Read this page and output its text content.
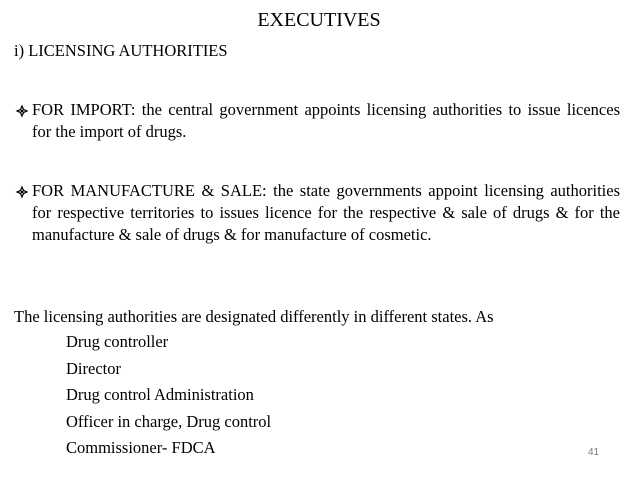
EXECUTIVES
i) LICENSING AUTHORITIES
FOR IMPORT: the central government appoints licensing authorities to issue licences for the import of drugs.
FOR MANUFACTURE & SALE: the state governments appoint licensing authorities for respective territories to issues licence for the respective & sale of drugs & for the manufacture & sale of drugs & for manufacture of cosmetic.
The licensing authorities are designated differently in different states. As
Drug controller
Director
Drug control Administration
Officer in charge, Drug control
Commissioner- FDCA	41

Task description:
Your job is to transcribe the entries above exactly; skip the pictures.

Completed exercise:
Read this page and output its text content.
EXECUTIVES
i) LICENSING AUTHORITIES
FOR IMPORT: the central government appoints licensing authorities to issue licences for the import of drugs.
FOR MANUFACTURE & SALE: the state governments appoint licensing authorities for respective territories to issues licence for the respective & sale of drugs & for the manufacture & sale of drugs & for manufacture of cosmetic.
The licensing authorities are designated differently in different states. As
Drug controller
Director
Drug control Administration
Officer in charge, Drug control
Commissioner- FDCA	41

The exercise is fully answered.